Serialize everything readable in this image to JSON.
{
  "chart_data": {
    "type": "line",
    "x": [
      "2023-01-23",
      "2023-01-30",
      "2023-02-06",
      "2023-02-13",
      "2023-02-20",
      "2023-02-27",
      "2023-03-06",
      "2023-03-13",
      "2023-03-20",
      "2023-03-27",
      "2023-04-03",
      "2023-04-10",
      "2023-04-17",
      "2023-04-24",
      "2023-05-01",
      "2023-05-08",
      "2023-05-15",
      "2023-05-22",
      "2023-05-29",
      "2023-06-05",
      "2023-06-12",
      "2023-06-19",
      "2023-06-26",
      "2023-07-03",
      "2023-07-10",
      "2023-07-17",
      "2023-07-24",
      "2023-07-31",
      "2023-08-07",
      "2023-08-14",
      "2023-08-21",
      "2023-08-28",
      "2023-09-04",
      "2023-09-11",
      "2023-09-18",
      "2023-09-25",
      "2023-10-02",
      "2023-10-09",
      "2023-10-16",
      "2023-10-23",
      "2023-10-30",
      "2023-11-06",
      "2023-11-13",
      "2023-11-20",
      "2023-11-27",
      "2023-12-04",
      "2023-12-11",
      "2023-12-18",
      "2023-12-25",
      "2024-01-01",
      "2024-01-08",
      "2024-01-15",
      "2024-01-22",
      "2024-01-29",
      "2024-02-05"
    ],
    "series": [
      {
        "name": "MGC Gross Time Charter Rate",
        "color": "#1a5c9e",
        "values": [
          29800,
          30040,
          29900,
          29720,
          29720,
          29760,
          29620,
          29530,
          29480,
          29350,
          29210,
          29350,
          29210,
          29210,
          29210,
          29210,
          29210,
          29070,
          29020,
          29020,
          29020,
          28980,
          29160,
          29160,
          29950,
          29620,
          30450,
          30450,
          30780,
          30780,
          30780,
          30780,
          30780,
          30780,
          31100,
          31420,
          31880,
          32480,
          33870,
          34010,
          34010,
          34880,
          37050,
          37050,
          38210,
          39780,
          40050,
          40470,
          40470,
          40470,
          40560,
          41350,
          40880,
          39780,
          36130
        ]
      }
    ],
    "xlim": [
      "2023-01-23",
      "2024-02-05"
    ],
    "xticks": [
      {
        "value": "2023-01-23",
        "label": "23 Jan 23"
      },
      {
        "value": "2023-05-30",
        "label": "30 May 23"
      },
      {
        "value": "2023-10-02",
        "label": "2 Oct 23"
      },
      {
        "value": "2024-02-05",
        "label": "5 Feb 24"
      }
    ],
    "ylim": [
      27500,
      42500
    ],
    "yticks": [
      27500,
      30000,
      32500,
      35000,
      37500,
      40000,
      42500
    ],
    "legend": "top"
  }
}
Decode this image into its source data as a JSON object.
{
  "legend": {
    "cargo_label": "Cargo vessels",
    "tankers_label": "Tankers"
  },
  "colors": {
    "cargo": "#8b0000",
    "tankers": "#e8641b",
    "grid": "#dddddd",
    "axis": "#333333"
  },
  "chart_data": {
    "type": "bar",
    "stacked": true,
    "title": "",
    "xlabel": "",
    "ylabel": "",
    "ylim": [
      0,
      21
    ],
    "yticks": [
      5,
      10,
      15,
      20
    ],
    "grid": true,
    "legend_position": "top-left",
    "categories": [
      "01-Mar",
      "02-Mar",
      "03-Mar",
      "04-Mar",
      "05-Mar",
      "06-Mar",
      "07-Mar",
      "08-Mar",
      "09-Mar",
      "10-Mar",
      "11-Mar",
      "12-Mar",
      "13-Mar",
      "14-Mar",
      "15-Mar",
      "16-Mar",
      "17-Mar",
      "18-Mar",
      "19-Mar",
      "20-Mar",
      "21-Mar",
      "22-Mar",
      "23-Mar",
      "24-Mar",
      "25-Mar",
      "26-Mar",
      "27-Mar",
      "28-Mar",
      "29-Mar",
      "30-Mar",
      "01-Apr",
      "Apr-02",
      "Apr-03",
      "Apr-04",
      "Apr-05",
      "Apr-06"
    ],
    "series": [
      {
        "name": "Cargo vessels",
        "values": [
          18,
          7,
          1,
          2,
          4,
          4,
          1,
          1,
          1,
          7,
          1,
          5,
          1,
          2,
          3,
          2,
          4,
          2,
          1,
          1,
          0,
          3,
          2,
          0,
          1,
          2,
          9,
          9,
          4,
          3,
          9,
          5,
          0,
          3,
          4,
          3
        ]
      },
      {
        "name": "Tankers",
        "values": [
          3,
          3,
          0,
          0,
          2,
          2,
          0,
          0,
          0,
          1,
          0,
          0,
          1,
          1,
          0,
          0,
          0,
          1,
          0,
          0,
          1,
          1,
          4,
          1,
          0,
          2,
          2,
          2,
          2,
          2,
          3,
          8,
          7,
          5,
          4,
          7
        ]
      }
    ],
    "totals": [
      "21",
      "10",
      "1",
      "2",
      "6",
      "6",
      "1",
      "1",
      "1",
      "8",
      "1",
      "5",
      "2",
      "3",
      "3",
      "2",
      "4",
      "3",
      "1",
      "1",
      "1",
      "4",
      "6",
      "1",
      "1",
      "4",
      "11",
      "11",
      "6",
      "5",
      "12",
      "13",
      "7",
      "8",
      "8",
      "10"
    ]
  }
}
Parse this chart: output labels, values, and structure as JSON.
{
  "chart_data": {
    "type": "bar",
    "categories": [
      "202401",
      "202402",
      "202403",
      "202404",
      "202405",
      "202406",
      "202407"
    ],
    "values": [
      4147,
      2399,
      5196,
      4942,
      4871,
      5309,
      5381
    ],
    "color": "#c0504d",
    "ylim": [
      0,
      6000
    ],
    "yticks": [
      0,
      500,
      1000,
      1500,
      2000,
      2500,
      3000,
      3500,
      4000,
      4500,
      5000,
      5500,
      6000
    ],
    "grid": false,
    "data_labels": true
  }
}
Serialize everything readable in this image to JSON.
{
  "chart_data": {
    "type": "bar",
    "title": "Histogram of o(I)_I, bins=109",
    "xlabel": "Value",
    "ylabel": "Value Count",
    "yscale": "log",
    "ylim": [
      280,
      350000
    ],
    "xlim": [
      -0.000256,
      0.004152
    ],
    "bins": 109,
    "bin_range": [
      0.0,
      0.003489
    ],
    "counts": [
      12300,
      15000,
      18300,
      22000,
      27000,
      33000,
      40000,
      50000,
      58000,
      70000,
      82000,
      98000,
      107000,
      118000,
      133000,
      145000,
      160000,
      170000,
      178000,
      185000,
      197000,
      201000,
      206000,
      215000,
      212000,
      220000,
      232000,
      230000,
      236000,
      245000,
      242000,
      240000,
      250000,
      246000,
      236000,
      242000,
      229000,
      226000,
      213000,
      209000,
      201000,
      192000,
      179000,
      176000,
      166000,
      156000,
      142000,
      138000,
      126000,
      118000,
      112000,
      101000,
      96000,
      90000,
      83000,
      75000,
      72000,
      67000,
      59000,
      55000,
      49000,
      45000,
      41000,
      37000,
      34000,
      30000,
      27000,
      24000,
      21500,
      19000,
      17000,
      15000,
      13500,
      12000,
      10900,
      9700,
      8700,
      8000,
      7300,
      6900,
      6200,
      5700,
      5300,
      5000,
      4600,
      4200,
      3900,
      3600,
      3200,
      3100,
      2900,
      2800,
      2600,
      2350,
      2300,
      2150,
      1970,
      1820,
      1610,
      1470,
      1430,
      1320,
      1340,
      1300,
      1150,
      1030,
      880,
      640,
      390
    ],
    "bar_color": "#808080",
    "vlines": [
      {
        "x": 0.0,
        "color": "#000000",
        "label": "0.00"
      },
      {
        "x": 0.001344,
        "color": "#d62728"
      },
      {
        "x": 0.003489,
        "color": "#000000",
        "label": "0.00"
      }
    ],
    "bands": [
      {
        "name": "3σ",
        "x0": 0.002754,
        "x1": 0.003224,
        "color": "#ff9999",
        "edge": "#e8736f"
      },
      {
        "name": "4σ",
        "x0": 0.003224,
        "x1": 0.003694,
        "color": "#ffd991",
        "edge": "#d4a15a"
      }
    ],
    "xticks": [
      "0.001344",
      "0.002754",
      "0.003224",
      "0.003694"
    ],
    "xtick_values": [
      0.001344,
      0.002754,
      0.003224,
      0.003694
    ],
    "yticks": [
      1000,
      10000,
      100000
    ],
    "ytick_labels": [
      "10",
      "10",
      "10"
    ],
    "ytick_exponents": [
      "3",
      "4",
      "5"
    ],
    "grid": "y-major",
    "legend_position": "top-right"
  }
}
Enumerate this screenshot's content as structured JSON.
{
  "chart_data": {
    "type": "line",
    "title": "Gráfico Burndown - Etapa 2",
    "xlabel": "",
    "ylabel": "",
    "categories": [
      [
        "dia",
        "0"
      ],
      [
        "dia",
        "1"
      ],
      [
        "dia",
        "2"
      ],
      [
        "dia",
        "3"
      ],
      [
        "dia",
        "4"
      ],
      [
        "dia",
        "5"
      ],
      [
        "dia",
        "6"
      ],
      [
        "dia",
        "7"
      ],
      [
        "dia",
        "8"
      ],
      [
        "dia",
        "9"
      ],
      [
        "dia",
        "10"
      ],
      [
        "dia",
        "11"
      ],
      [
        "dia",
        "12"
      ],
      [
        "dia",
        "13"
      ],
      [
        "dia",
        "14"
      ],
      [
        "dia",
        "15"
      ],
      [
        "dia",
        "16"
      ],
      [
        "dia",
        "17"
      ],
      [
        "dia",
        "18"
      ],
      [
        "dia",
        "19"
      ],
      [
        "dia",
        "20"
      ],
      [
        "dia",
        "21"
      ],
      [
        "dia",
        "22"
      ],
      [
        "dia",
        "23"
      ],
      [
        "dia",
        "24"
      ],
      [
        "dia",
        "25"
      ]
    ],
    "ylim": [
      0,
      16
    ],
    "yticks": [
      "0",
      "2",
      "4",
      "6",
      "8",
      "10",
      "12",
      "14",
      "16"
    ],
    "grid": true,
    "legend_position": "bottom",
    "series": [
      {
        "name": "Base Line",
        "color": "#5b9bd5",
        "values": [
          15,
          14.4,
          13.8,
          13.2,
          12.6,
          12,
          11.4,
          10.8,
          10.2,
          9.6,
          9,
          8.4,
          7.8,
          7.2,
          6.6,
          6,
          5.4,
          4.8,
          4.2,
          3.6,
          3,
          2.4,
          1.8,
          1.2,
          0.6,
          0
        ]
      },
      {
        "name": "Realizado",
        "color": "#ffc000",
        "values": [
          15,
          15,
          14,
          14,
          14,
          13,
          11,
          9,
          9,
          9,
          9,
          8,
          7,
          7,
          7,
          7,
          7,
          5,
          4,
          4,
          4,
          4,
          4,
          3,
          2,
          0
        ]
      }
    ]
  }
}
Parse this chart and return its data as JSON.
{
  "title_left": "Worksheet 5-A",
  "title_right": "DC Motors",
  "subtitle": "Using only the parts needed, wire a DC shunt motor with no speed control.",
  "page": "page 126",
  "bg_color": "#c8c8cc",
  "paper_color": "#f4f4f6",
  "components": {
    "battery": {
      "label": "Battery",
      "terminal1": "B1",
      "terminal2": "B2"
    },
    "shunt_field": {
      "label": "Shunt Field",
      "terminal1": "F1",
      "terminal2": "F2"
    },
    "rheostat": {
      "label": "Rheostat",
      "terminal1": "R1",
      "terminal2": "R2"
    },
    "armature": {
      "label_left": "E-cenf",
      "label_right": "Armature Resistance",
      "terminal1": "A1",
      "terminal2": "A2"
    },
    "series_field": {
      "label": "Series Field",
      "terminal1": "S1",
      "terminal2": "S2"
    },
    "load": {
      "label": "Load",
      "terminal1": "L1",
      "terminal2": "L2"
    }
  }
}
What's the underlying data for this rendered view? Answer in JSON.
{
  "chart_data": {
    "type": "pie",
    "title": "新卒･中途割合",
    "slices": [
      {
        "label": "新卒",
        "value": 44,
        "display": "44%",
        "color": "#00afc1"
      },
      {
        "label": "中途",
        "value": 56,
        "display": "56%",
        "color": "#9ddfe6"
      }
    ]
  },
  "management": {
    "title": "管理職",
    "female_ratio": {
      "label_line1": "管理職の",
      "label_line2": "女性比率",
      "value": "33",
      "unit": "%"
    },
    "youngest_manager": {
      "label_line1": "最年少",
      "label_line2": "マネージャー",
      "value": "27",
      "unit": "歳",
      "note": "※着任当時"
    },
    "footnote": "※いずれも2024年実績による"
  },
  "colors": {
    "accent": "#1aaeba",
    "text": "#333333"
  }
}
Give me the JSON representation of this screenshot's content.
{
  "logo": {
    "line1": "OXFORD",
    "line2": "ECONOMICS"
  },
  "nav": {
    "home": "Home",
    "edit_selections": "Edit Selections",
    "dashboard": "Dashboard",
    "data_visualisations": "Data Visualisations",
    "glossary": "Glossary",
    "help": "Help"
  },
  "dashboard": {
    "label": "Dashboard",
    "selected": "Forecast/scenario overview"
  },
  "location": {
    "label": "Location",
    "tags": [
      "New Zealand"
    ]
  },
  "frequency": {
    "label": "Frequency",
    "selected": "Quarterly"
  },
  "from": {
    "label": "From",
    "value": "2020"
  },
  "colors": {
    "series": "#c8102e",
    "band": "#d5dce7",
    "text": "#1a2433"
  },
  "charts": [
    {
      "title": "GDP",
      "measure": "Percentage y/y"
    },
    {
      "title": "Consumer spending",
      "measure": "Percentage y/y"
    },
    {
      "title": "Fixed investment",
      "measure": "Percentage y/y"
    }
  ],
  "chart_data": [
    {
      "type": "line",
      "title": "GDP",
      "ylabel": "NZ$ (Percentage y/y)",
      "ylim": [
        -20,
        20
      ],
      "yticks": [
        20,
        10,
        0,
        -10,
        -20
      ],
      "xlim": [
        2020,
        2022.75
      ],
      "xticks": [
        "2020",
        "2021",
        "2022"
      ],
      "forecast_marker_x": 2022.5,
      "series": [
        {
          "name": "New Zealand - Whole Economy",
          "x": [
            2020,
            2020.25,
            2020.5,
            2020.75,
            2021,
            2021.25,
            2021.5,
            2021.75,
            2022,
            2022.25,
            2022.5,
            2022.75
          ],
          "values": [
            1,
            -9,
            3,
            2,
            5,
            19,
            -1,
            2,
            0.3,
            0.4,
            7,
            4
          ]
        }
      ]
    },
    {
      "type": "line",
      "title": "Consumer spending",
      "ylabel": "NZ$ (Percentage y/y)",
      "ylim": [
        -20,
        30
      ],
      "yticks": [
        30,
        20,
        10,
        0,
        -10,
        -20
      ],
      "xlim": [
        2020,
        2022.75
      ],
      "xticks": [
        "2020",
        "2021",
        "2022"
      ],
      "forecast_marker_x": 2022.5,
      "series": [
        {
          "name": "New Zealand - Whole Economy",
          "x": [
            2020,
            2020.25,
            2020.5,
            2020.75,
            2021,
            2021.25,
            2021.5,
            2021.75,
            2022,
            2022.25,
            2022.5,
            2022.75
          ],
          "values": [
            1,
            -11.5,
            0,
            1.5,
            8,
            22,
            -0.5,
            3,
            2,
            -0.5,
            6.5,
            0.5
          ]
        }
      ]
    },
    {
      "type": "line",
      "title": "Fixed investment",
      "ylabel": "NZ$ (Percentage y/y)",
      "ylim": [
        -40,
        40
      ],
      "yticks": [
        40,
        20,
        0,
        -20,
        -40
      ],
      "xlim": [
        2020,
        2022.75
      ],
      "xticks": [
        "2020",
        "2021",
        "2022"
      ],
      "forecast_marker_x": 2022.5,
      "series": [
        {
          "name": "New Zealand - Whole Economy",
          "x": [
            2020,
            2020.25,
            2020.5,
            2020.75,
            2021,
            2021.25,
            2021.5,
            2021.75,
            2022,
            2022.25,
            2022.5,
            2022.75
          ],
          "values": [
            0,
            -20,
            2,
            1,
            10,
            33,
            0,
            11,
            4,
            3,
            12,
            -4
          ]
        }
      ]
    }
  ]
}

Work instructions: For the listing above, give the number of lines in which the string "grid" occurs, and nothing else.

Response to this task: 5